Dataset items
^^^^

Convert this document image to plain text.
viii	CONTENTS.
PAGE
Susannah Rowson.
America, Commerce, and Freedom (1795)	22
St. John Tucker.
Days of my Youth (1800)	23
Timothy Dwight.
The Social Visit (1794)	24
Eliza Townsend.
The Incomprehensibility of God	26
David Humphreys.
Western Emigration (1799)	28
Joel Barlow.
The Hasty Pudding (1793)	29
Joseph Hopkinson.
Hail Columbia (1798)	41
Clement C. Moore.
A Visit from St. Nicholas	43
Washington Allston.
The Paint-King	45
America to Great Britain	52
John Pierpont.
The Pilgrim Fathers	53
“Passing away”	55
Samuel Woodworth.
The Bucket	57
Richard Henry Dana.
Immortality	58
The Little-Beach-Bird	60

^^^^

» YOUR GOAL:
Output the entries exactly.

» ANSWER TO THIS EXERCISE:
Convert this document image to plain text.
viii	CONTENTS.
PAGE
Susannah Rowson.
America, Commerce, and Freedom (1795)	22
St. John Tucker.
Days of my Youth (1800)	23
Timothy Dwight.
The Social Visit (1794)	24
Eliza Townsend.
The Incomprehensibility of God	26
David Humphreys.
Western Emigration (1799)	28
Joel Barlow.
The Hasty Pudding (1793)	29
Joseph Hopkinson.
Hail Columbia (1798)	41
Clement C. Moore.
A Visit from St. Nicholas	43
Washington Allston.
The Paint-King	45
America to Great Britain	52
John Pierpont.
The Pilgrim Fathers	53
“Passing away”	55
Samuel Woodworth.
The Bucket	57
Richard Henry Dana.
Immortality	58
The Little-Beach-Bird	60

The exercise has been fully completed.